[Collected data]
— begin —

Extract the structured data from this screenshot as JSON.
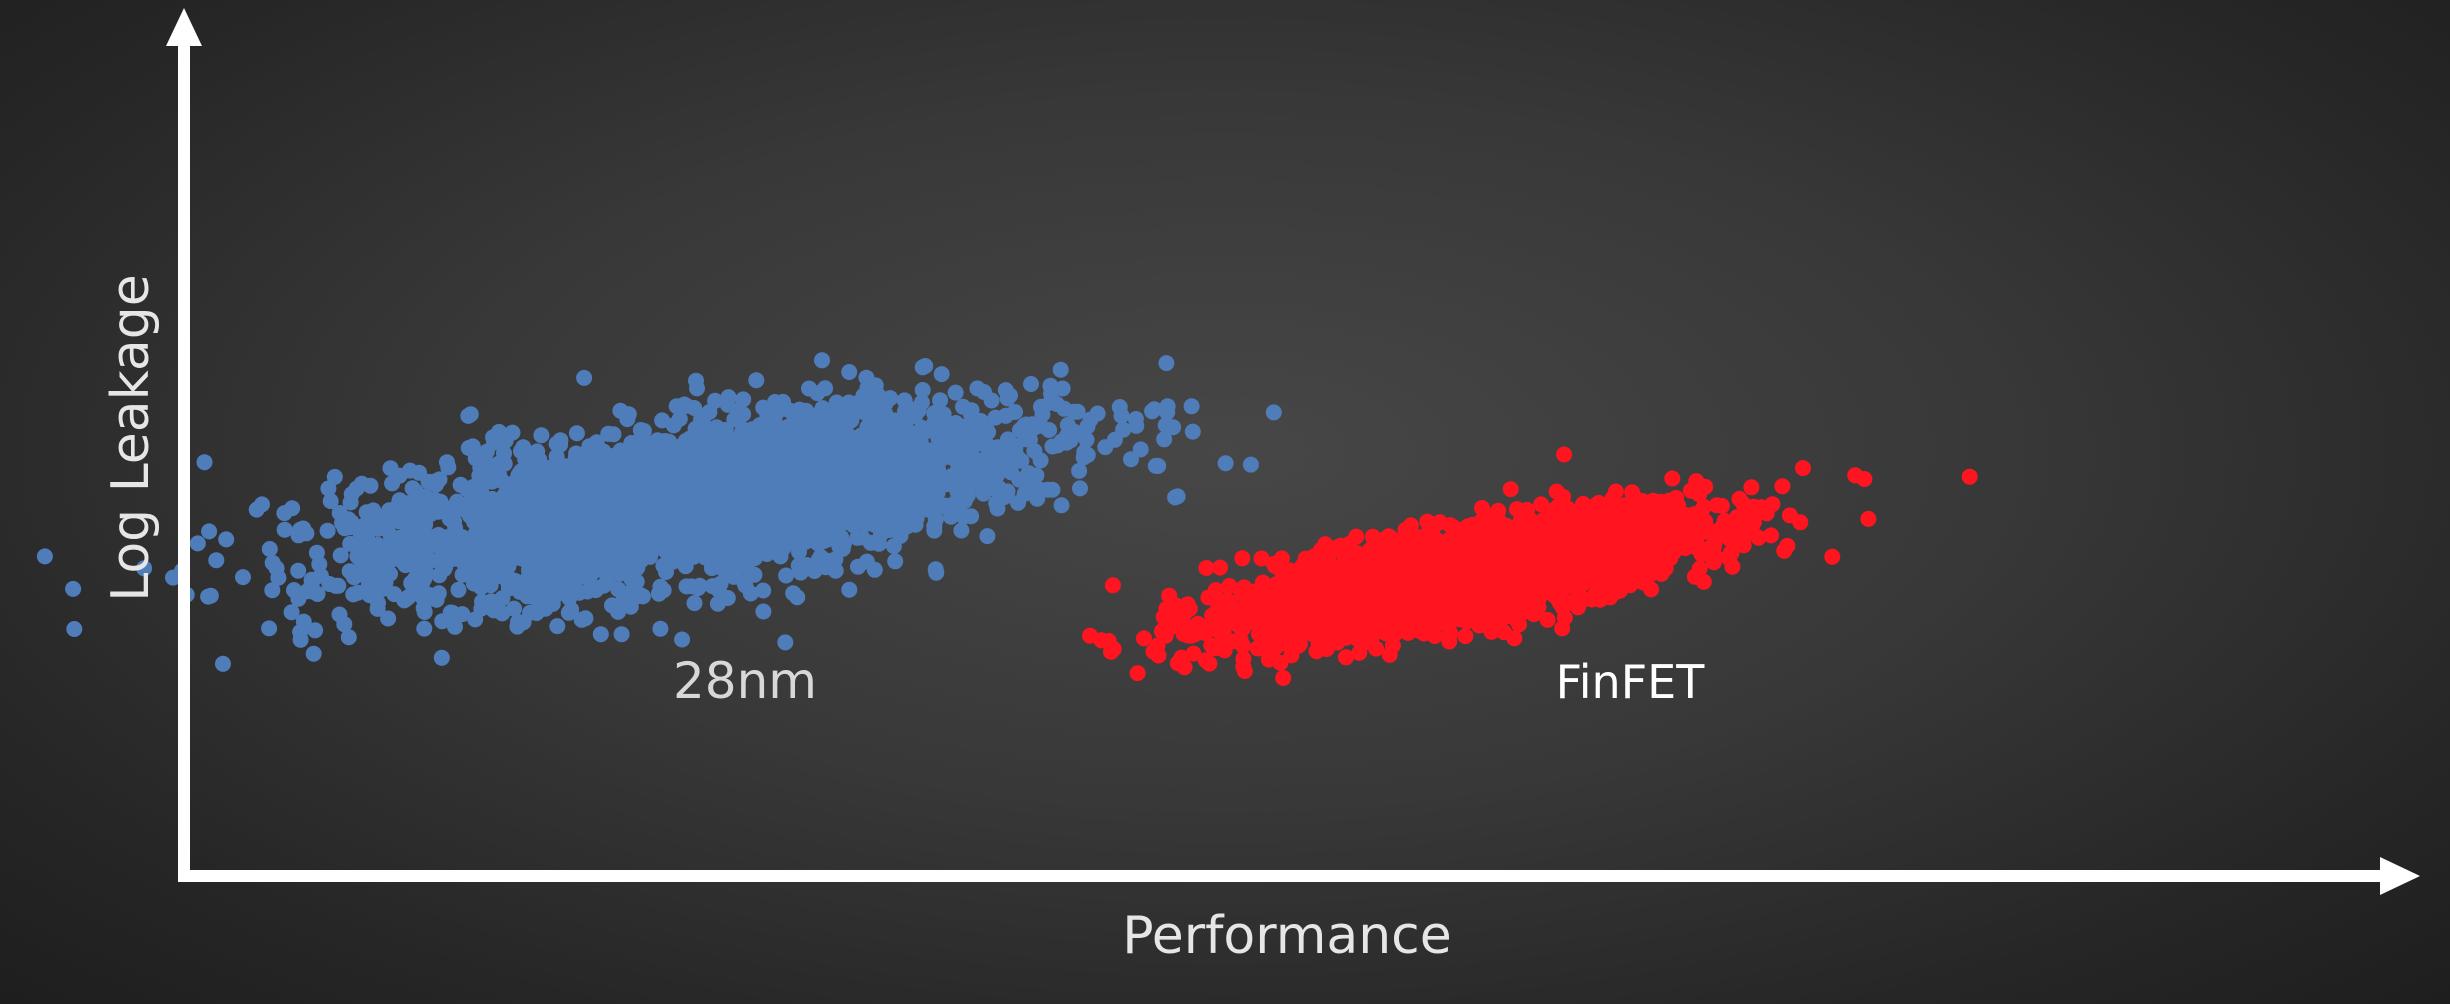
{
  "chart_data": {
    "type": "scatter",
    "title": "",
    "xlabel": "Performance",
    "ylabel": "Log Leakage",
    "xlim": [
      0,
      100
    ],
    "ylim": [
      0,
      100
    ],
    "grid": false,
    "legend": "none",
    "series": [
      {
        "name": "28nm",
        "color": "#4f7dba",
        "center": [
          23,
          45
        ],
        "slope": 0.58,
        "spread_along": 8.5,
        "spread_across": 4.2,
        "count": 3000
      },
      {
        "name": "FinFET",
        "color": "#ff1420",
        "center": [
          58,
          36
        ],
        "slope": 0.62,
        "spread_along": 6.0,
        "spread_across": 2.3,
        "count": 3000
      }
    ]
  }
}
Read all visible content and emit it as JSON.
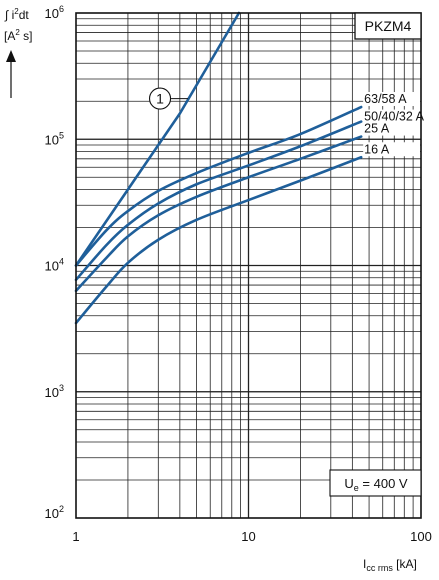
{
  "chart_data": {
    "type": "line",
    "title": "PKZM4",
    "annotation": "Ue = 400 V",
    "annotation_parts": {
      "base": "U",
      "sub": "e",
      "rest": " = 400 V"
    },
    "ylabel_parts": {
      "line1_pre": "∫ i",
      "line1_sup": "2",
      "line1_post": "dt",
      "line2_pre": "[A",
      "line2_sup": "2",
      "line2_post": " s]"
    },
    "xlabel_parts": {
      "base": "I",
      "sub": "cc rms",
      "rest": " [kA]"
    },
    "x_scale": "log",
    "y_scale": "log",
    "xlim": [
      1,
      100
    ],
    "ylim": [
      100,
      1000000
    ],
    "x_ticks": [
      {
        "value": 1,
        "label": "1"
      },
      {
        "value": 10,
        "label": "10"
      },
      {
        "value": 100,
        "label": "100"
      }
    ],
    "y_ticks": [
      {
        "value": 100,
        "base": "10",
        "exp": "2"
      },
      {
        "value": 1000,
        "base": "10",
        "exp": "3"
      },
      {
        "value": 10000,
        "base": "10",
        "exp": "4"
      },
      {
        "value": 100000,
        "base": "10",
        "exp": "5"
      },
      {
        "value": 1000000,
        "base": "10",
        "exp": "6"
      }
    ],
    "grid": true,
    "line_color": "#1f5f9a",
    "series": [
      {
        "name": "1",
        "label": "1",
        "label_style": "circled",
        "x": [
          1,
          2,
          4,
          8.8
        ],
        "y": [
          10000,
          40000,
          160000,
          1000000
        ]
      },
      {
        "name": "63/58 A",
        "label": "63/58 A",
        "x": [
          1,
          1.5,
          2,
          3,
          5,
          10,
          20,
          45
        ],
        "y": [
          10000,
          19000,
          27000,
          39000,
          54000,
          78000,
          110000,
          180000
        ]
      },
      {
        "name": "50/40/32 A",
        "label": "50/40/32 A",
        "x": [
          1,
          1.5,
          2,
          3,
          5,
          10,
          20,
          45
        ],
        "y": [
          7700,
          14500,
          21000,
          31000,
          44000,
          62000,
          88000,
          138000
        ]
      },
      {
        "name": "25 A",
        "label": "25 A",
        "x": [
          1,
          1.5,
          2,
          3,
          5,
          10,
          20,
          45
        ],
        "y": [
          6300,
          11500,
          17000,
          25000,
          35000,
          50000,
          70000,
          105000
        ]
      },
      {
        "name": "16 A",
        "label": "16 A",
        "x": [
          1,
          1.5,
          2,
          3,
          5,
          10,
          20,
          45
        ],
        "y": [
          3500,
          6800,
          10500,
          16000,
          23000,
          33000,
          47000,
          72000
        ]
      }
    ]
  }
}
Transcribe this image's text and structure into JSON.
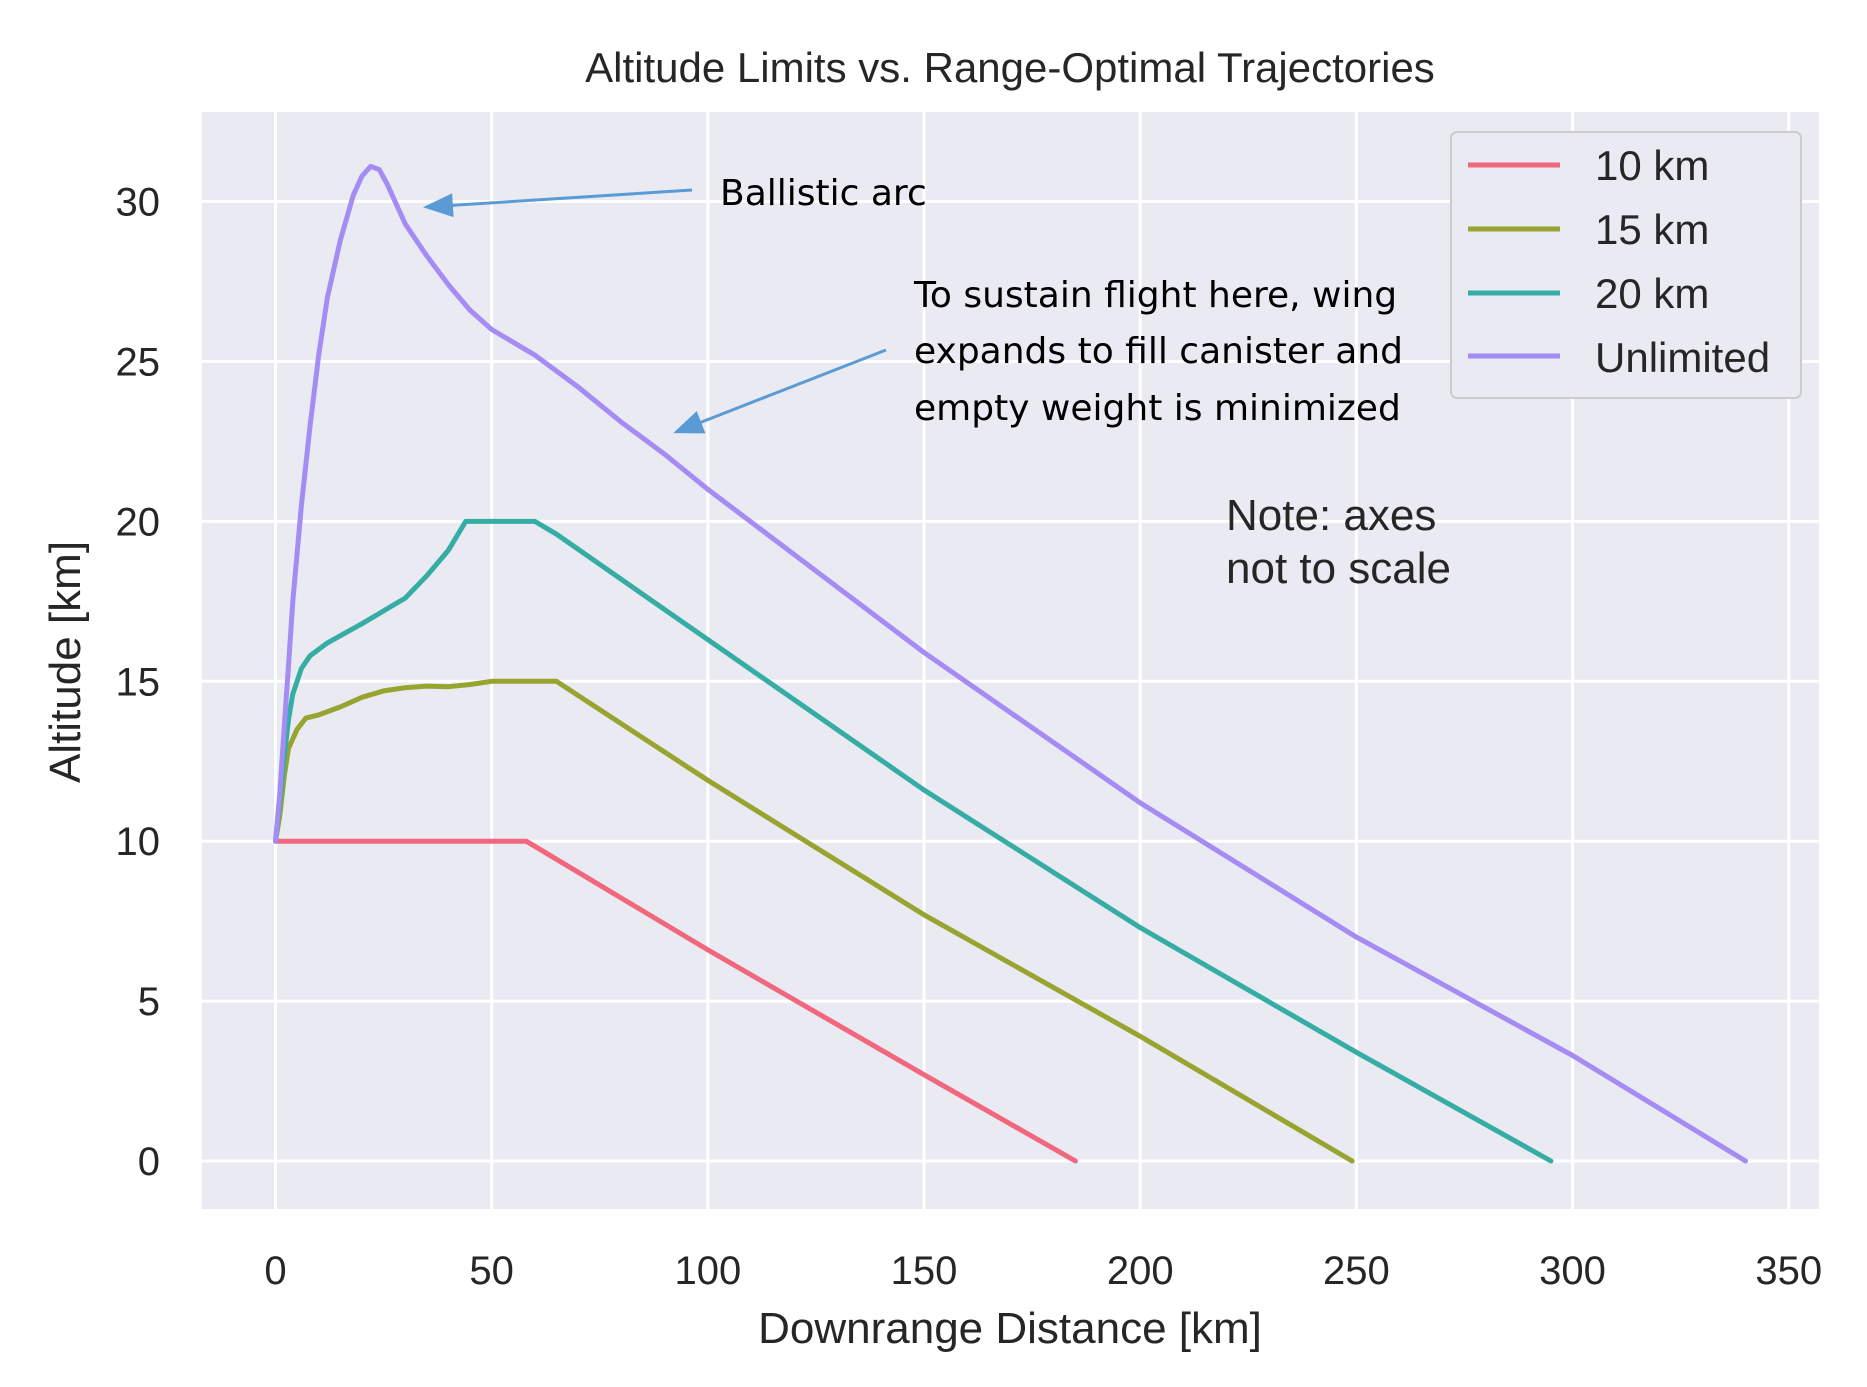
{
  "chart_data": {
    "type": "line",
    "title": "Altitude Limits vs. Range-Optimal Trajectories",
    "xlabel": "Downrange Distance [km]",
    "ylabel": "Altitude [km]",
    "xlim": [
      -17,
      357
    ],
    "ylim": [
      -1.5,
      32.8
    ],
    "x_ticks": [
      0,
      50,
      100,
      150,
      200,
      250,
      300,
      350
    ],
    "y_ticks": [
      0,
      5,
      10,
      15,
      20,
      25,
      30
    ],
    "grid": true,
    "background": "#eaeaf2",
    "legend_position": "top-right",
    "series": [
      {
        "name": "10 km",
        "color": "#f0677e",
        "points": [
          [
            0,
            10
          ],
          [
            10,
            10
          ],
          [
            20,
            10
          ],
          [
            30,
            10
          ],
          [
            40,
            10
          ],
          [
            50,
            10
          ],
          [
            58,
            10
          ],
          [
            100,
            6.6
          ],
          [
            150,
            2.7
          ],
          [
            185,
            0
          ]
        ]
      },
      {
        "name": "15 km",
        "color": "#97a430",
        "points": [
          [
            0,
            10
          ],
          [
            1,
            10.8
          ],
          [
            2,
            12
          ],
          [
            3,
            12.9
          ],
          [
            5,
            13.5
          ],
          [
            7,
            13.85
          ],
          [
            10,
            13.95
          ],
          [
            15,
            14.2
          ],
          [
            20,
            14.5
          ],
          [
            25,
            14.7
          ],
          [
            30,
            14.8
          ],
          [
            35,
            14.85
          ],
          [
            40,
            14.83
          ],
          [
            45,
            14.9
          ],
          [
            50,
            15
          ],
          [
            60,
            15
          ],
          [
            65,
            15
          ],
          [
            100,
            11.9
          ],
          [
            150,
            7.7
          ],
          [
            200,
            3.9
          ],
          [
            249,
            0
          ]
        ]
      },
      {
        "name": "20 km",
        "color": "#36ada4",
        "points": [
          [
            0,
            10
          ],
          [
            1,
            11.2
          ],
          [
            2,
            12.6
          ],
          [
            3,
            13.8
          ],
          [
            4,
            14.6
          ],
          [
            6,
            15.4
          ],
          [
            8,
            15.8
          ],
          [
            12,
            16.2
          ],
          [
            20,
            16.8
          ],
          [
            25,
            17.2
          ],
          [
            30,
            17.6
          ],
          [
            35,
            18.3
          ],
          [
            40,
            19.1
          ],
          [
            44,
            20
          ],
          [
            50,
            20
          ],
          [
            60,
            20
          ],
          [
            65,
            19.6
          ],
          [
            100,
            16.3
          ],
          [
            150,
            11.6
          ],
          [
            200,
            7.3
          ],
          [
            250,
            3.4
          ],
          [
            295,
            0
          ]
        ]
      },
      {
        "name": "Unlimited",
        "color": "#a48cf4",
        "points": [
          [
            0,
            10
          ],
          [
            1,
            11.5
          ],
          [
            2,
            13.5
          ],
          [
            3,
            15.5
          ],
          [
            4,
            17.5
          ],
          [
            6,
            20.5
          ],
          [
            8,
            23
          ],
          [
            10,
            25.2
          ],
          [
            12,
            27
          ],
          [
            15,
            28.8
          ],
          [
            18,
            30.2
          ],
          [
            20,
            30.8
          ],
          [
            22,
            31.1
          ],
          [
            24,
            31
          ],
          [
            26,
            30.5
          ],
          [
            30,
            29.3
          ],
          [
            35,
            28.3
          ],
          [
            40,
            27.4
          ],
          [
            45,
            26.6
          ],
          [
            50,
            26
          ],
          [
            55,
            25.6
          ],
          [
            60,
            25.2
          ],
          [
            70,
            24.2
          ],
          [
            80,
            23.1
          ],
          [
            90,
            22.1
          ],
          [
            100,
            21
          ],
          [
            150,
            15.9
          ],
          [
            200,
            11.2
          ],
          [
            250,
            7
          ],
          [
            300,
            3.3
          ],
          [
            340,
            0
          ]
        ]
      }
    ],
    "annotations": {
      "ballistic": "Ballistic arc",
      "wing_lines": [
        "To sustain flight here, wing",
        "expands to fill canister and",
        "empty weight is minimized"
      ],
      "note_lines": [
        "Note: axes",
        "not to scale"
      ],
      "arrow_color": "#5b9bd5"
    }
  }
}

— end —

# [Aim]
Return the material exactly as given, apart from the pictures.

# [Exercise answer]
Extract the structured data from this screenshot as JSON.
{
  "chart_data": {
    "type": "scatter",
    "title": "",
    "xlabel": "Performance",
    "ylabel": "Log Leakage",
    "xlim": [
      0,
      100
    ],
    "ylim": [
      0,
      100
    ],
    "grid": false,
    "legend": "none",
    "series": [
      {
        "name": "28nm",
        "color": "#4f7dba",
        "center": [
          23,
          45
        ],
        "slope": 0.58,
        "spread_along": 8.5,
        "spread_across": 4.2,
        "count": 3000
      },
      {
        "name": "FinFET",
        "color": "#ff1420",
        "center": [
          58,
          36
        ],
        "slope": 0.62,
        "spread_along": 6.0,
        "spread_across": 2.3,
        "count": 3000
      }
    ]
  }
}
Read all visible content and emit it as JSON.
{
  "chart_data": {
    "type": "line",
    "title": "PKZM4",
    "annotation": "Ue = 400 V",
    "annotation_parts": {
      "base": "U",
      "sub": "e",
      "rest": " = 400 V"
    },
    "ylabel_parts": {
      "line1_pre": "∫ i",
      "line1_sup": "2",
      "line1_post": "dt",
      "line2_pre": "[A",
      "line2_sup": "2",
      "line2_post": " s]"
    },
    "xlabel_parts": {
      "base": "I",
      "sub": "cc rms",
      "rest": " [kA]"
    },
    "x_scale": "log",
    "y_scale": "log",
    "xlim": [
      1,
      100
    ],
    "ylim": [
      100,
      1000000
    ],
    "x_ticks": [
      {
        "value": 1,
        "label": "1"
      },
      {
        "value": 10,
        "label": "10"
      },
      {
        "value": 100,
        "label": "100"
      }
    ],
    "y_ticks": [
      {
        "value": 100,
        "base": "10",
        "exp": "2"
      },
      {
        "value": 1000,
        "base": "10",
        "exp": "3"
      },
      {
        "value": 10000,
        "base": "10",
        "exp": "4"
      },
      {
        "value": 100000,
        "base": "10",
        "exp": "5"
      },
      {
        "value": 1000000,
        "base": "10",
        "exp": "6"
      }
    ],
    "grid": true,
    "line_color": "#1f5f9a",
    "series": [
      {
        "name": "1",
        "label": "1",
        "label_style": "circled",
        "x": [
          1,
          2,
          4,
          8.8
        ],
        "y": [
          10000,
          40000,
          160000,
          1000000
        ]
      },
      {
        "name": "63/58 A",
        "label": "63/58 A",
        "x": [
          1,
          1.5,
          2,
          3,
          5,
          10,
          20,
          45
        ],
        "y": [
          10000,
          19000,
          27000,
          39000,
          54000,
          78000,
          110000,
          180000
        ]
      },
      {
        "name": "50/40/32 A",
        "label": "50/40/32 A",
        "x": [
          1,
          1.5,
          2,
          3,
          5,
          10,
          20,
          45
        ],
        "y": [
          7700,
          14500,
          21000,
          31000,
          44000,
          62000,
          88000,
          138000
        ]
      },
      {
        "name": "25 A",
        "label": "25 A",
        "x": [
          1,
          1.5,
          2,
          3,
          5,
          10,
          20,
          45
        ],
        "y": [
          6300,
          11500,
          17000,
          25000,
          35000,
          50000,
          70000,
          105000
        ]
      },
      {
        "name": "16 A",
        "label": "16 A",
        "x": [
          1,
          1.5,
          2,
          3,
          5,
          10,
          20,
          45
        ],
        "y": [
          3500,
          6800,
          10500,
          16000,
          23000,
          33000,
          47000,
          72000
        ]
      }
    ]
  }
}
Transcribe this image's text and structure into JSON.
{
  "chart_data": {
    "type": "line",
    "title": "Altitude Limits vs. Range-Optimal Trajectories",
    "xlabel": "Downrange Distance [km]",
    "ylabel": "Altitude [km]",
    "xlim": [
      -17,
      357
    ],
    "ylim": [
      -1.5,
      32.8
    ],
    "x_ticks": [
      0,
      50,
      100,
      150,
      200,
      250,
      300,
      350
    ],
    "y_ticks": [
      0,
      5,
      10,
      15,
      20,
      25,
      30
    ],
    "grid": true,
    "background": "#eaeaf2",
    "legend_position": "top-right",
    "series": [
      {
        "name": "10 km",
        "color": "#f0677e",
        "points": [
          [
            0,
            10
          ],
          [
            10,
            10
          ],
          [
            20,
            10
          ],
          [
            30,
            10
          ],
          [
            40,
            10
          ],
          [
            50,
            10
          ],
          [
            58,
            10
          ],
          [
            100,
            6.6
          ],
          [
            150,
            2.7
          ],
          [
            185,
            0
          ]
        ]
      },
      {
        "name": "15 km",
        "color": "#97a430",
        "points": [
          [
            0,
            10
          ],
          [
            1,
            10.8
          ],
          [
            2,
            12
          ],
          [
            3,
            12.9
          ],
          [
            5,
            13.5
          ],
          [
            7,
            13.85
          ],
          [
            10,
            13.95
          ],
          [
            15,
            14.2
          ],
          [
            20,
            14.5
          ],
          [
            25,
            14.7
          ],
          [
            30,
            14.8
          ],
          [
            35,
            14.85
          ],
          [
            40,
            14.83
          ],
          [
            45,
            14.9
          ],
          [
            50,
            15
          ],
          [
            60,
            15
          ],
          [
            65,
            15
          ],
          [
            100,
            11.9
          ],
          [
            150,
            7.7
          ],
          [
            200,
            3.9
          ],
          [
            249,
            0
          ]
        ]
      },
      {
        "name": "20 km",
        "color": "#36ada4",
        "points": [
          [
            0,
            10
          ],
          [
            1,
            11.2
          ],
          [
            2,
            12.6
          ],
          [
            3,
            13.8
          ],
          [
            4,
            14.6
          ],
          [
            6,
            15.4
          ],
          [
            8,
            15.8
          ],
          [
            12,
            16.2
          ],
          [
            20,
            16.8
          ],
          [
            25,
            17.2
          ],
          [
            30,
            17.6
          ],
          [
            35,
            18.3
          ],
          [
            40,
            19.1
          ],
          [
            44,
            20
          ],
          [
            50,
            20
          ],
          [
            60,
            20
          ],
          [
            65,
            19.6
          ],
          [
            100,
            16.3
          ],
          [
            150,
            11.6
          ],
          [
            200,
            7.3
          ],
          [
            250,
            3.4
          ],
          [
            295,
            0
          ]
        ]
      },
      {
        "name": "Unlimited",
        "color": "#a48cf4",
        "points": [
          [
            0,
            10
          ],
          [
            1,
            11.5
          ],
          [
            2,
            13.5
          ],
          [
            3,
            15.5
          ],
          [
            4,
            17.5
          ],
          [
            6,
            20.5
          ],
          [
            8,
            23
          ],
          [
            10,
            25.2
          ],
          [
            12,
            27
          ],
          [
            15,
            28.8
          ],
          [
            18,
            30.2
          ],
          [
            20,
            30.8
          ],
          [
            22,
            31.1
          ],
          [
            24,
            31
          ],
          [
            26,
            30.5
          ],
          [
            30,
            29.3
          ],
          [
            35,
            28.3
          ],
          [
            40,
            27.4
          ],
          [
            45,
            26.6
          ],
          [
            50,
            26
          ],
          [
            55,
            25.6
          ],
          [
            60,
            25.2
          ],
          [
            70,
            24.2
          ],
          [
            80,
            23.1
          ],
          [
            90,
            22.1
          ],
          [
            100,
            21
          ],
          [
            150,
            15.9
          ],
          [
            200,
            11.2
          ],
          [
            250,
            7
          ],
          [
            300,
            3.3
          ],
          [
            340,
            0
          ]
        ]
      }
    ],
    "annotations": {
      "ballistic": "Ballistic arc",
      "wing_lines": [
        "To sustain flight here, wing",
        "expands to fill canister and",
        "empty weight is minimized"
      ],
      "note_lines": [
        "Note: axes",
        "not to scale"
      ],
      "arrow_color": "#5b9bd5"
    }
  }
}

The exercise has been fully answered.